• PROBLEM DETAILS:
Write out all of the lines below, exactly and completely.

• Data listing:
>> BEGIN
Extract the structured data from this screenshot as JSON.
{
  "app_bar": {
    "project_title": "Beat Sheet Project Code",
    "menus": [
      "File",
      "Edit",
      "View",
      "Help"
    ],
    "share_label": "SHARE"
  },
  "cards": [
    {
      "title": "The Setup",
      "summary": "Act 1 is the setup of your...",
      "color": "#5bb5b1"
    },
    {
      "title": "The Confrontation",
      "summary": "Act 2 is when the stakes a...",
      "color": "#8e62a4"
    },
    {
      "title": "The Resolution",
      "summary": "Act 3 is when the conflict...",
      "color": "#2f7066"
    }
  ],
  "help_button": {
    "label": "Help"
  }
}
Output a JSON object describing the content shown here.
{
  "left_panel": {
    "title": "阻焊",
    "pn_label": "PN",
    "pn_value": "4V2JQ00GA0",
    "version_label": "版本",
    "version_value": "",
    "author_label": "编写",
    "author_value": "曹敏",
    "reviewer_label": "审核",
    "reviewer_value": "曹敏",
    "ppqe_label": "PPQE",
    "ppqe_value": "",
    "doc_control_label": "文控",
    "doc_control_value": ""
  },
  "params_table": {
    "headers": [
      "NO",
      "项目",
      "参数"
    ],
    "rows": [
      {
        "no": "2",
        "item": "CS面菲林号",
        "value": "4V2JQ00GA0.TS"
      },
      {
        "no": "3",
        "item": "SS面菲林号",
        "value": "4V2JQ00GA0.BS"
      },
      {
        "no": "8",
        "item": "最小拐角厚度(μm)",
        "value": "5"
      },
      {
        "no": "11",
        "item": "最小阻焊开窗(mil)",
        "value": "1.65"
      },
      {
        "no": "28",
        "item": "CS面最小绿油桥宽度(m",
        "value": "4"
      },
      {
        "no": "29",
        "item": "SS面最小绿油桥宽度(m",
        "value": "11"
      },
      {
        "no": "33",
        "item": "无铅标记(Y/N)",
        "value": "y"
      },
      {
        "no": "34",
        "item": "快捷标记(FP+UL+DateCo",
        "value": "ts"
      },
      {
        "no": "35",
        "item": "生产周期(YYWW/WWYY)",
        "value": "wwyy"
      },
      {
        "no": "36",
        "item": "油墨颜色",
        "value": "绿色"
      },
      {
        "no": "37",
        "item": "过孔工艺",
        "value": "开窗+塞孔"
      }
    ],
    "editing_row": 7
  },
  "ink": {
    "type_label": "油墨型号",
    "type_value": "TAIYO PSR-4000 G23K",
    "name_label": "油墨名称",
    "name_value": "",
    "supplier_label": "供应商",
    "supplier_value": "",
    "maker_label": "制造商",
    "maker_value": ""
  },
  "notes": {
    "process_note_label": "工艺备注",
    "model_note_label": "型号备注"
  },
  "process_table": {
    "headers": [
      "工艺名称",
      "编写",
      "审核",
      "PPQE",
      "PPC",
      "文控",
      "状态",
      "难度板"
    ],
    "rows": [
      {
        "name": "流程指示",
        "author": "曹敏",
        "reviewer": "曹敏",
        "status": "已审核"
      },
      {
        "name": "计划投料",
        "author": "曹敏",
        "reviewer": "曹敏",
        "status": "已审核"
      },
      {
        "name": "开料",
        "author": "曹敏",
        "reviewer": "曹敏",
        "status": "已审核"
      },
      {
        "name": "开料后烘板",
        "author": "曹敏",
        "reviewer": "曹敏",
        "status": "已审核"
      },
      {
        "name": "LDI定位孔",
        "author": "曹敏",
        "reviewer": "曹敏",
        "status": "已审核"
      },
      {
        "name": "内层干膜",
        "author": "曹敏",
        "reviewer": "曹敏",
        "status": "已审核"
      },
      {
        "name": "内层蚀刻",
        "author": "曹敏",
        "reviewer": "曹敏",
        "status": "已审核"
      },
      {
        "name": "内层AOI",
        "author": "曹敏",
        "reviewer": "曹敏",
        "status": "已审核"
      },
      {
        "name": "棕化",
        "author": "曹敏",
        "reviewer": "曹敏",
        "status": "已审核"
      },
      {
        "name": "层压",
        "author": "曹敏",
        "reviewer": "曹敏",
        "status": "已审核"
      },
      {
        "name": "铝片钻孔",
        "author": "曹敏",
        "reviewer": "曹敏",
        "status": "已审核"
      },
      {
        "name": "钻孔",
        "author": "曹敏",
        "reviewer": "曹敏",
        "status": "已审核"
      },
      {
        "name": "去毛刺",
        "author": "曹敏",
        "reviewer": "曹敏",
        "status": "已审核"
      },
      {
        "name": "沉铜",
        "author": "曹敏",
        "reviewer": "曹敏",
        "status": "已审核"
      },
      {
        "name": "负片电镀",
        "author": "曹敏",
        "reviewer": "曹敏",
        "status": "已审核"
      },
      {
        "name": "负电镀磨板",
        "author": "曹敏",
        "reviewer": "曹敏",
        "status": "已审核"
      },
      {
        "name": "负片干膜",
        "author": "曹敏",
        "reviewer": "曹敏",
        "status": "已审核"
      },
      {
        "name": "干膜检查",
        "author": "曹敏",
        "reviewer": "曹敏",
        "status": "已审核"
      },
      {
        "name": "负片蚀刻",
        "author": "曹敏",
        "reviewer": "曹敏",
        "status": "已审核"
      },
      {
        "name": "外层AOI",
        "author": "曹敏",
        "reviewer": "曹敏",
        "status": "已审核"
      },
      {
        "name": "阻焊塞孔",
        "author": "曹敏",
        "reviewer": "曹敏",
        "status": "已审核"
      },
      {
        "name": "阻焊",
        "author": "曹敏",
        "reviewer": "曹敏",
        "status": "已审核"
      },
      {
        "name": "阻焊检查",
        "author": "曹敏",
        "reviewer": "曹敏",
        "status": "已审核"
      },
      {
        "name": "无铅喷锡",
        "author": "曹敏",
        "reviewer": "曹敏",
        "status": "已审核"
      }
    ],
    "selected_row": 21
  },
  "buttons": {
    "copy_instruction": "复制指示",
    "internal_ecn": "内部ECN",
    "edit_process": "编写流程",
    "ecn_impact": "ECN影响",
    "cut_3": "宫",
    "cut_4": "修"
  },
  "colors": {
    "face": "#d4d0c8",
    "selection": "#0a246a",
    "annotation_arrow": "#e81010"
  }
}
>> END
• FULL SOLUTION:
Extract the structured data from this screenshot as JSON.
{
  "app_bar": {
    "project_title": "Beat Sheet Project Code",
    "menus": [
      "File",
      "Edit",
      "View",
      "Help"
    ],
    "share_label": "SHARE"
  },
  "cards": [
    {
      "title": "The Setup",
      "summary": "Act 1 is the setup of your...",
      "color": "#5bb5b1"
    },
    {
      "title": "The Confrontation",
      "summary": "Act 2 is when the stakes a...",
      "color": "#8e62a4"
    },
    {
      "title": "The Resolution",
      "summary": "Act 3 is when the conflict...",
      "color": "#2f7066"
    }
  ],
  "help_button": {
    "label": "Help"
  }
}
Output a JSON object describing the content shown here.
{
  "left_panel": {
    "title": "阻焊",
    "pn_label": "PN",
    "pn_value": "4V2JQ00GA0",
    "version_label": "版本",
    "version_value": "",
    "author_label": "编写",
    "author_value": "曹敏",
    "reviewer_label": "审核",
    "reviewer_value": "曹敏",
    "ppqe_label": "PPQE",
    "ppqe_value": "",
    "doc_control_label": "文控",
    "doc_control_value": ""
  },
  "params_table": {
    "headers": [
      "NO",
      "项目",
      "参数"
    ],
    "rows": [
      {
        "no": "2",
        "item": "CS面菲林号",
        "value": "4V2JQ00GA0.TS"
      },
      {
        "no": "3",
        "item": "SS面菲林号",
        "value": "4V2JQ00GA0.BS"
      },
      {
        "no": "8",
        "item": "最小拐角厚度(μm)",
        "value": "5"
      },
      {
        "no": "11",
        "item": "最小阻焊开窗(mil)",
        "value": "1.65"
      },
      {
        "no": "28",
        "item": "CS面最小绿油桥宽度(m",
        "value": "4"
      },
      {
        "no": "29",
        "item": "SS面最小绿油桥宽度(m",
        "value": "11"
      },
      {
        "no": "33",
        "item": "无铅标记(Y/N)",
        "value": "y"
      },
      {
        "no": "34",
        "item": "快捷标记(FP+UL+DateCo",
        "value": "ts"
      },
      {
        "no": "35",
        "item": "生产周期(YYWW/WWYY)",
        "value": "wwyy"
      },
      {
        "no": "36",
        "item": "油墨颜色",
        "value": "绿色"
      },
      {
        "no": "37",
        "item": "过孔工艺",
        "value": "开窗+塞孔"
      }
    ],
    "editing_row": 7
  },
  "ink": {
    "type_label": "油墨型号",
    "type_value": "TAIYO PSR-4000 G23K",
    "name_label": "油墨名称",
    "name_value": "",
    "supplier_label": "供应商",
    "supplier_value": "",
    "maker_label": "制造商",
    "maker_value": ""
  },
  "notes": {
    "process_note_label": "工艺备注",
    "model_note_label": "型号备注"
  },
  "process_table": {
    "headers": [
      "工艺名称",
      "编写",
      "审核",
      "PPQE",
      "PPC",
      "文控",
      "状态",
      "难度板"
    ],
    "rows": [
      {
        "name": "流程指示",
        "author": "曹敏",
        "reviewer": "曹敏",
        "status": "已审核"
      },
      {
        "name": "计划投料",
        "author": "曹敏",
        "reviewer": "曹敏",
        "status": "已审核"
      },
      {
        "name": "开料",
        "author": "曹敏",
        "reviewer": "曹敏",
        "status": "已审核"
      },
      {
        "name": "开料后烘板",
        "author": "曹敏",
        "reviewer": "曹敏",
        "status": "已审核"
      },
      {
        "name": "LDI定位孔",
        "author": "曹敏",
        "reviewer": "曹敏",
        "status": "已审核"
      },
      {
        "name": "内层干膜",
        "author": "曹敏",
        "reviewer": "曹敏",
        "status": "已审核"
      },
      {
        "name": "内层蚀刻",
        "author": "曹敏",
        "reviewer": "曹敏",
        "status": "已审核"
      },
      {
        "name": "内层AOI",
        "author": "曹敏",
        "reviewer": "曹敏",
        "status": "已审核"
      },
      {
        "name": "棕化",
        "author": "曹敏",
        "reviewer": "曹敏",
        "status": "已审核"
      },
      {
        "name": "层压",
        "author": "曹敏",
        "reviewer": "曹敏",
        "status": "已审核"
      },
      {
        "name": "铝片钻孔",
        "author": "曹敏",
        "reviewer": "曹敏",
        "status": "已审核"
      },
      {
        "name": "钻孔",
        "author": "曹敏",
        "reviewer": "曹敏",
        "status": "已审核"
      },
      {
        "name": "去毛刺",
        "author": "曹敏",
        "reviewer": "曹敏",
        "status": "已审核"
      },
      {
        "name": "沉铜",
        "author": "曹敏",
        "reviewer": "曹敏",
        "status": "已审核"
      },
      {
        "name": "负片电镀",
        "author": "曹敏",
        "reviewer": "曹敏",
        "status": "已审核"
      },
      {
        "name": "负电镀磨板",
        "author": "曹敏",
        "reviewer": "曹敏",
        "status": "已审核"
      },
      {
        "name": "负片干膜",
        "author": "曹敏",
        "reviewer": "曹敏",
        "status": "已审核"
      },
      {
        "name": "干膜检查",
        "author": "曹敏",
        "reviewer": "曹敏",
        "status": "已审核"
      },
      {
        "name": "负片蚀刻",
        "author": "曹敏",
        "reviewer": "曹敏",
        "status": "已审核"
      },
      {
        "name": "外层AOI",
        "author": "曹敏",
        "reviewer": "曹敏",
        "status": "已审核"
      },
      {
        "name": "阻焊塞孔",
        "author": "曹敏",
        "reviewer": "曹敏",
        "status": "已审核"
      },
      {
        "name": "阻焊",
        "author": "曹敏",
        "reviewer": "曹敏",
        "status": "已审核"
      },
      {
        "name": "阻焊检查",
        "author": "曹敏",
        "reviewer": "曹敏",
        "status": "已审核"
      },
      {
        "name": "无铅喷锡",
        "author": "曹敏",
        "reviewer": "曹敏",
        "status": "已审核"
      }
    ],
    "selected_row": 21
  },
  "buttons": {
    "copy_instruction": "复制指示",
    "internal_ecn": "内部ECN",
    "edit_process": "编写流程",
    "ecn_impact": "ECN影响",
    "cut_3": "宫",
    "cut_4": "修"
  },
  "colors": {
    "face": "#d4d0c8",
    "selection": "#0a246a",
    "annotation_arrow": "#e81010"
  }
}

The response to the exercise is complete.